▸ **Data supplied**

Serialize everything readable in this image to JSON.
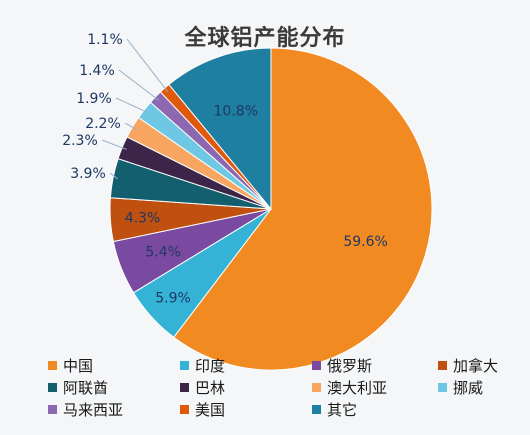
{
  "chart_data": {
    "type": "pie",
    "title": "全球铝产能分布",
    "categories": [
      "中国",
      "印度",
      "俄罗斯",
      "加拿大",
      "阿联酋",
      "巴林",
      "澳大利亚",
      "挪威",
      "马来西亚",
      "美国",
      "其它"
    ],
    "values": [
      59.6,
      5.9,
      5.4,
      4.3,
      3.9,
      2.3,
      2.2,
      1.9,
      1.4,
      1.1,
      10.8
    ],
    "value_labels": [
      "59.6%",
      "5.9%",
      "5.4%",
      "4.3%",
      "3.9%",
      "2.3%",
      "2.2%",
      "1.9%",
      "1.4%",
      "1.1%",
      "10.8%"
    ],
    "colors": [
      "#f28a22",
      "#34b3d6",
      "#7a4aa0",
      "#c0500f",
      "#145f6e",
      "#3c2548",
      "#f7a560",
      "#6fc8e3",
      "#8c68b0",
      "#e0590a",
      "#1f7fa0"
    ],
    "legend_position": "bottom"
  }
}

* * *

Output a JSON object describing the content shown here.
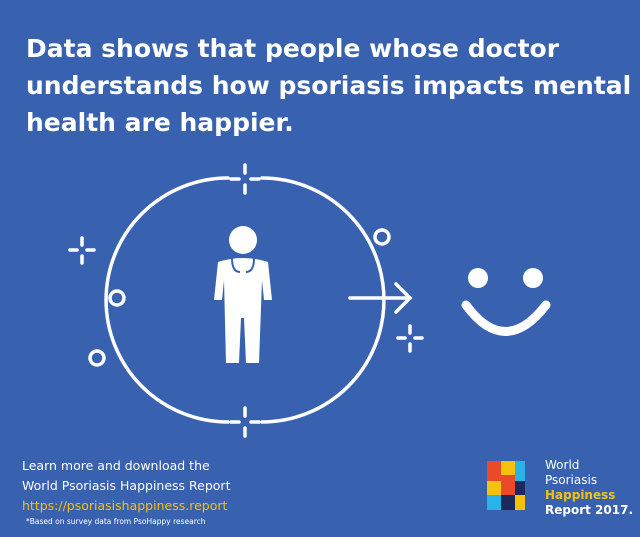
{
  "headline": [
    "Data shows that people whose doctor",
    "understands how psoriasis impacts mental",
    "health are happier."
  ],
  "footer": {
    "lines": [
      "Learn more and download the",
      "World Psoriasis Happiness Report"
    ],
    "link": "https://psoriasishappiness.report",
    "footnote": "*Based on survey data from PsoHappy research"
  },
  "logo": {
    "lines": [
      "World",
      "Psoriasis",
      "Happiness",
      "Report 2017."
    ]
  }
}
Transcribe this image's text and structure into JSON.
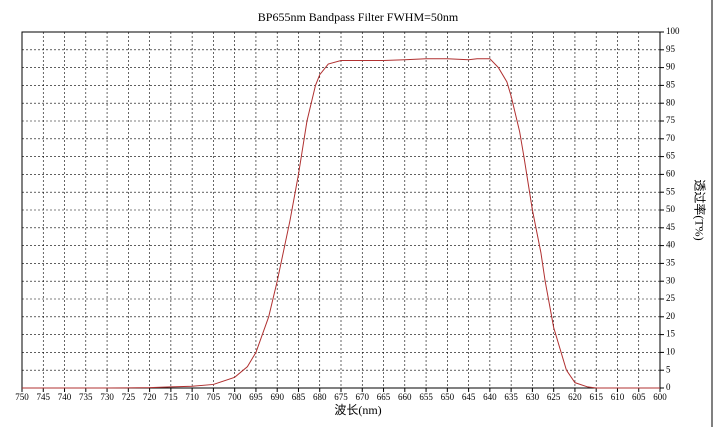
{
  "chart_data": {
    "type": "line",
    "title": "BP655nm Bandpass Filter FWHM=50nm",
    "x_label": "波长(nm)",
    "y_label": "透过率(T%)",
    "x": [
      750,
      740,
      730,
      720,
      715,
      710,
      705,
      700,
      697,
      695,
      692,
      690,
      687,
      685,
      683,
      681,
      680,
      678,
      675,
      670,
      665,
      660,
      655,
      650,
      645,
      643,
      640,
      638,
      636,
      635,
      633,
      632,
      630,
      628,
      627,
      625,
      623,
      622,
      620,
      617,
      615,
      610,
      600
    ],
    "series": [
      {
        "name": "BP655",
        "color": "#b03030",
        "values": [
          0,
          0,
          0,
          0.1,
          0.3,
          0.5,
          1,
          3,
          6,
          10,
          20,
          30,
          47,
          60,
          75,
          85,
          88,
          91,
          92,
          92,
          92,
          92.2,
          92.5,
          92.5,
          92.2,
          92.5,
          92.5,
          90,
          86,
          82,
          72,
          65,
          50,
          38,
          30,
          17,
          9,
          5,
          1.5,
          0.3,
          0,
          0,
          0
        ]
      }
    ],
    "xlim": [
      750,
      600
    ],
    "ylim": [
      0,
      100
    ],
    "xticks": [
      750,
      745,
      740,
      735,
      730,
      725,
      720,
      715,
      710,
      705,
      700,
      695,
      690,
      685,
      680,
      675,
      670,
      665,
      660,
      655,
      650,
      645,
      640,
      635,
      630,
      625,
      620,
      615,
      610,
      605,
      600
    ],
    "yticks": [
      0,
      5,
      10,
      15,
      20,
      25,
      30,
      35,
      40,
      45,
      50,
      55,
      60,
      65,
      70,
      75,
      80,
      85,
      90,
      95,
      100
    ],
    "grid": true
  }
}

...

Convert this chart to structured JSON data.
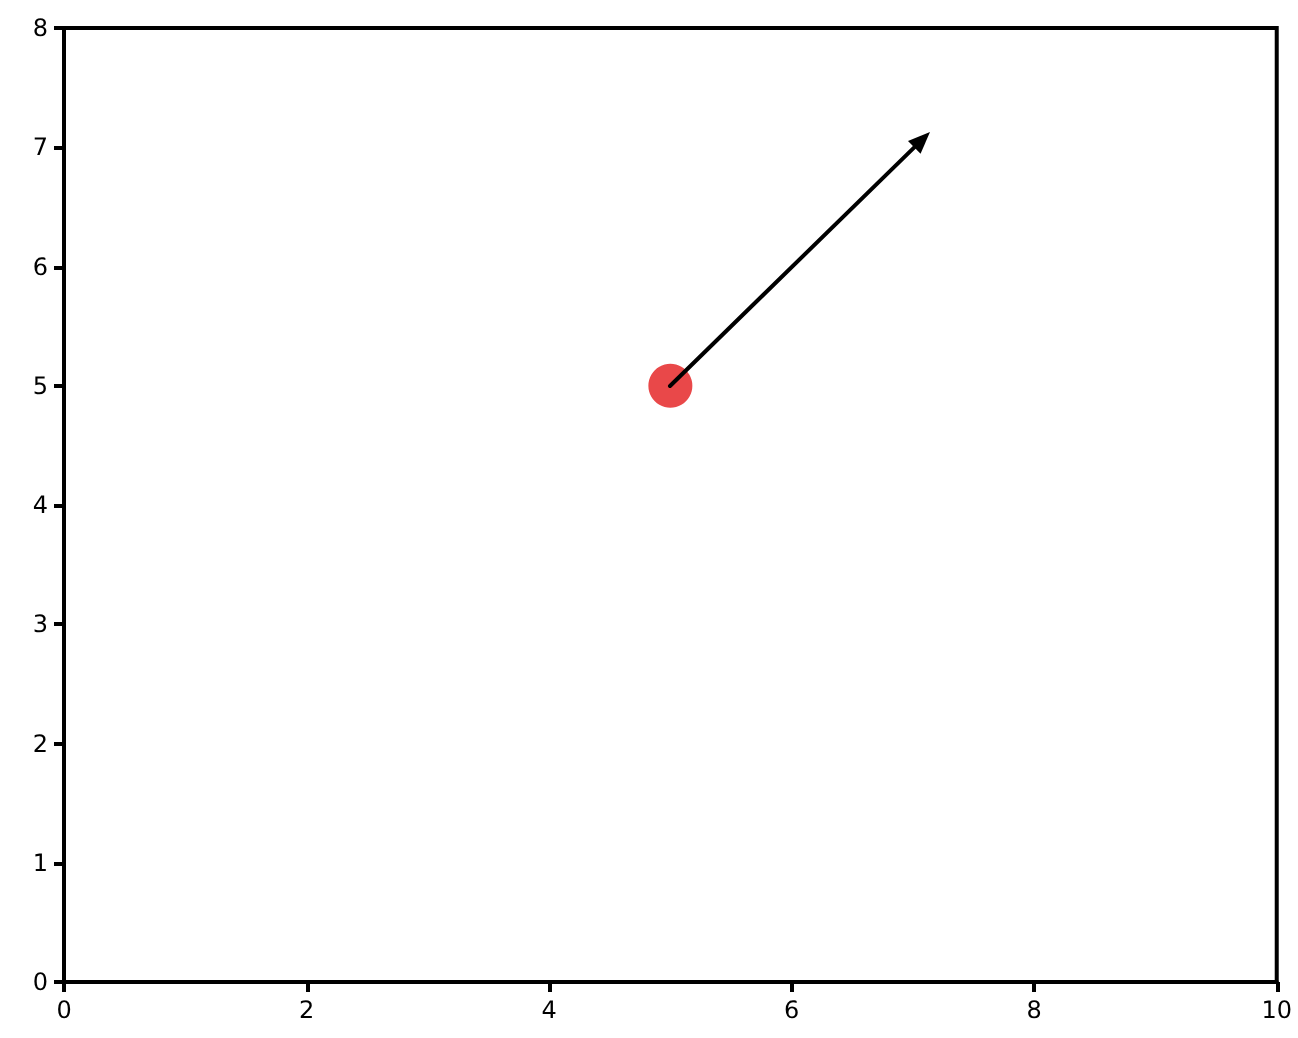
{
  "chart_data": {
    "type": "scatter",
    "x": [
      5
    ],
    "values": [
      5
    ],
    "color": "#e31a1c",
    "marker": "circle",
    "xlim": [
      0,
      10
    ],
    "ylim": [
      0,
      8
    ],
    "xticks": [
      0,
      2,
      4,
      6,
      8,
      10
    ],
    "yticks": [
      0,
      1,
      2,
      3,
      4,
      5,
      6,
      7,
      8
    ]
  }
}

▸ **Written request**
Filter the records for lines holding the string "this". Copy each one.

▸ **The output**
Serialize everything readable in this image to JSON.
Transcribe this image's text and structure into JSON.
Convert this chart to structured JSON data.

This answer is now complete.